_Tasks and exercises:_
A. In the Essendon match preview, what milestone is Michael Hurley reaching this week?
B. Continue the Essendon match preview after its final sentence.

_Source document:_
....................
An underrated battle this week will be between the giants in Tom Bellchambers and Stefan Martin; Martin has been one of the best ruckmen in the league this season and started 2018 like a house on fire, frequently racking up possessions all over the ground.
Mitch Robinson isn't playing, so we won't have to worry about that one spud firing for the annual Essendon game every single year. Fuggin.
NORTH MELBOURNE 21.15 141 def. BRISBANE 12.15 87
BEST: Beams, Andrews, Hodge, Bailey
GOALS: Beams 5, McStay 2, McInerney, Bailey, Keays, Taylor, Zorko
INJURIES: Berry (Hamstring replaced by Keays), Christensen (Concussion), Cameron (Foot), McCluggage (Calf)
REPORTS: Mitch Robinson (Rough Conduct on Shaun Higgins)
ESSENDON EMERGENCIES
Jayden Laverde, Jackson Merrett, Dylan Clarke, Aaron Francis
BRISBANE EMERGENCIES
Tom Bell, Josh Walker, Brandon Starcevich, Jake Barrett
--------------------------
ESSENDON INS: David Myers, Josh Green, Mason Redman, Mitch Brown
ESSENDON OUTS: Jordan Ridley (Cyst), David Zaharakis (Shoulder), James Stewart (Omitted), Jayden Laverde (Omitted)
BRISBANE INS: Jarrod Berry, Sam Mayes
BRISBANE OUTS: Charlie Cameron (Injured), Mitch Robinson (Injured)
MILESTONES:
ESSENDON - #18 - MICHAEL HURLEY
150 GAMES
BRISBANE - #32 - SAM MAYES
100 GAMES
-sigh-
So after some adventurous weeks, where the selection panel decided to make some drastic calls on certain players and bring in the kids, we've decided to go right back to the same mediocre "experience beats form" bullshit. Absolute pox. There's not a single knowledgeable Essendon fan who is happy about these changes. Anyway. David Zaharakis' shoulder is poking out of the Earth somewhere under the Atlantic after Toby Nankervis crunched him through the core of the planet. As such, he's being excavated from the MCG turf and is unavailable for the next six or seven weeks. Bullshit. Jordan Ridley is injured too, which is frustrating considering how composed he has looked in his first few AFL listed games. Jayden Laverde FINALLY got some continuous games, but god damn it, he still didn't take the full opportunity. While I understand the dropping, it's still frustrating from a fans perspective. Add to that the fact that Jim Stewart has been dropped for the first time in a while (which is fully understandable), and we have a core group of young players, who could be considered as part of our next flag tilt, out of the team. And who do we replace them with? Three of the most polarising names on our list. David Myers, Josh Green, and Mitch Brown. Three players who we know won't be part of our next flag. Unless something remarkable happens. You would have thought that at LEAST Aaron Francis could have made it in, but apparently not. Fuggin. The only good part about our inclusions this week would have to be the returning Mason Redman, who's playing his first game since 1865. His form in the VFL has been fantastic, and he is one of the most consistent players week in, week out. It's about time he got in. We just have to hope, honest to goodness, by the power of the Velvet Sledgehammer, that he can retain his spot after the bye.
....................
_Dataset records:_

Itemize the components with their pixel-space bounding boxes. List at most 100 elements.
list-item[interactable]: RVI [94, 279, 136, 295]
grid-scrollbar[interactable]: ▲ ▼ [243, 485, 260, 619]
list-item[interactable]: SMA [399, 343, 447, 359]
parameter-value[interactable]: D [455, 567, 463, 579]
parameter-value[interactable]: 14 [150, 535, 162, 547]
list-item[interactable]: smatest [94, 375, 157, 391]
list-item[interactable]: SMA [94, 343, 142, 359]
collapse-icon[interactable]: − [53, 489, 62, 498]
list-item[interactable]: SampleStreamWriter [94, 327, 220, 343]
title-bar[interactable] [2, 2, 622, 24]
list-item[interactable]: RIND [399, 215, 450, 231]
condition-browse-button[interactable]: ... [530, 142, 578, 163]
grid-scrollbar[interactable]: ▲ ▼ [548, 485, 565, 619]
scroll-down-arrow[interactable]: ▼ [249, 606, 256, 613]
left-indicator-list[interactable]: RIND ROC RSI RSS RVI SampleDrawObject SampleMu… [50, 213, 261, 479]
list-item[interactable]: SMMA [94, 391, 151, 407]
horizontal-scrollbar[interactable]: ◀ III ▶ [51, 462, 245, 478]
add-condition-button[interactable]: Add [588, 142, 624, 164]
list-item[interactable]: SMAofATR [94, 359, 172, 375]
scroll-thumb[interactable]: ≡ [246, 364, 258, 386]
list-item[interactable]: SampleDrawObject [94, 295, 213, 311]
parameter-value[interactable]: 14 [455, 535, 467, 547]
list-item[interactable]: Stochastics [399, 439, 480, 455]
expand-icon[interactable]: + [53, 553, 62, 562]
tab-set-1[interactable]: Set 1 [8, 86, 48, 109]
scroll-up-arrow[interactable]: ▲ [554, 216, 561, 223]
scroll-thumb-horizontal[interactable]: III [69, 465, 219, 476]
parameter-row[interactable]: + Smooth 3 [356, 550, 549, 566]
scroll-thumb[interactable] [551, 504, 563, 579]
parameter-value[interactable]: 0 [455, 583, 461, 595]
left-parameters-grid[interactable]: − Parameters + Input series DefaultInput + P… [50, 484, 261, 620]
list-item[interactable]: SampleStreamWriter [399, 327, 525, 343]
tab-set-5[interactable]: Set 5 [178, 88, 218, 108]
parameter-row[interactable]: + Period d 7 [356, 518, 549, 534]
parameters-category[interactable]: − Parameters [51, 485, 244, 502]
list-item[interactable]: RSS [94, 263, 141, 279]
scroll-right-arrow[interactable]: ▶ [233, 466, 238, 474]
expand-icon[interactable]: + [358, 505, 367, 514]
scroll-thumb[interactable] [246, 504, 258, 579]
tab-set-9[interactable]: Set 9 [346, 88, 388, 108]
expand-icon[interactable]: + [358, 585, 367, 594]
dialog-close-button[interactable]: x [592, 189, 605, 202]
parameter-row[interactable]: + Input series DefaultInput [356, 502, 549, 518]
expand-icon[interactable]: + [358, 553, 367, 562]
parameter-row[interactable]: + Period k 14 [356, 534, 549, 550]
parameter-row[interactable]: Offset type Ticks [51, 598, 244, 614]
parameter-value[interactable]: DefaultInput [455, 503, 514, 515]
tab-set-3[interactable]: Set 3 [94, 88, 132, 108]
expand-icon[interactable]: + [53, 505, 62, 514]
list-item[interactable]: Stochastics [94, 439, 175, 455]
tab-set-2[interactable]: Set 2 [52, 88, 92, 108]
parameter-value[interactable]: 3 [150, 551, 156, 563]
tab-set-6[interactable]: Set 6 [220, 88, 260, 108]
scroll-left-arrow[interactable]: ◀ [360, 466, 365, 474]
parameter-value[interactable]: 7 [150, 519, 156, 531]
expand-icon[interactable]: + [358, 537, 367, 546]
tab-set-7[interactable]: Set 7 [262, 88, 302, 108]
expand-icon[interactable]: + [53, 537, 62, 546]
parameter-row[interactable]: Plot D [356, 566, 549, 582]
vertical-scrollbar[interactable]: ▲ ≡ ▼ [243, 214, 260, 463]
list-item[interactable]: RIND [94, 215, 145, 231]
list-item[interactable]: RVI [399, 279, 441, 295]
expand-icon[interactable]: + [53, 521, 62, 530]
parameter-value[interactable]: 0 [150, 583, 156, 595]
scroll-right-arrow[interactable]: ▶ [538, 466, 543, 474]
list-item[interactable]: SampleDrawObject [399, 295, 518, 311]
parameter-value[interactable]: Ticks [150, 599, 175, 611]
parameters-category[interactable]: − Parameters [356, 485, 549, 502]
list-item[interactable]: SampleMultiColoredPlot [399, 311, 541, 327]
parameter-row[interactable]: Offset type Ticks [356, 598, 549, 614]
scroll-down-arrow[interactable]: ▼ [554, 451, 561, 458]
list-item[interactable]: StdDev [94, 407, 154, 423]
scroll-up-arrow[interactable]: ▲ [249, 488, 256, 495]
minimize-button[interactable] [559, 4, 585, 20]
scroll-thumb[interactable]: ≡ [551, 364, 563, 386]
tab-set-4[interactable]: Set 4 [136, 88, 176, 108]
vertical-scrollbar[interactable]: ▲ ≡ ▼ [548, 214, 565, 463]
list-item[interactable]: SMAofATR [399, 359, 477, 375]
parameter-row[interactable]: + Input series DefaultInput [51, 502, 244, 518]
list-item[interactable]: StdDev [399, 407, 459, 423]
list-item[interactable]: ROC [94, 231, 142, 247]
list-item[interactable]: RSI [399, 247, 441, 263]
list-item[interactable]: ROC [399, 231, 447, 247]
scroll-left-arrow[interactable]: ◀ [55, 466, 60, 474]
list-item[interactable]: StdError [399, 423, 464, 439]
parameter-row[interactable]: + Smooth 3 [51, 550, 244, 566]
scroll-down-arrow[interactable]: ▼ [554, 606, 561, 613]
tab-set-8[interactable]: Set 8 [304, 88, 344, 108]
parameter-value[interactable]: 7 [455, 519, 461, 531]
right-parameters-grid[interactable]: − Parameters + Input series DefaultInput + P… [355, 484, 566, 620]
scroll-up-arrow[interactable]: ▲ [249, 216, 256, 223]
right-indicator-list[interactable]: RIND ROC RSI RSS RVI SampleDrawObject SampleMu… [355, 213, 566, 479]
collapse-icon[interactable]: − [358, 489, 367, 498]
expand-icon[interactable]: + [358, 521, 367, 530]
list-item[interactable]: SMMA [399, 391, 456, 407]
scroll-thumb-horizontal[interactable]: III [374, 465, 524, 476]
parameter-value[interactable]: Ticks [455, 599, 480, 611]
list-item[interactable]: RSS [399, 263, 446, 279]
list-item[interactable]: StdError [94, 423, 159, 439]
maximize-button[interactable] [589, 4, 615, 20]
....................
_Answer set:_
A. Michael Hurley is playing his 150th game.

B.
The Lions have made just the two forced changes, with Charlie Cameron's season ending prematurely due to a Lisfranc Injury; no jokes here, they ****ing suck, hurt like shit, and are hard to recover from. Mitch Robinson is having a week off to punch out randoms at the pub and spit on strangers from the overpass of the Pacific Highway. Or he's injured. Both are likely. Coming into the side are Jarrod Berry, and Sam Mayes, who is returning to play his 100th game.
Very uninspiring.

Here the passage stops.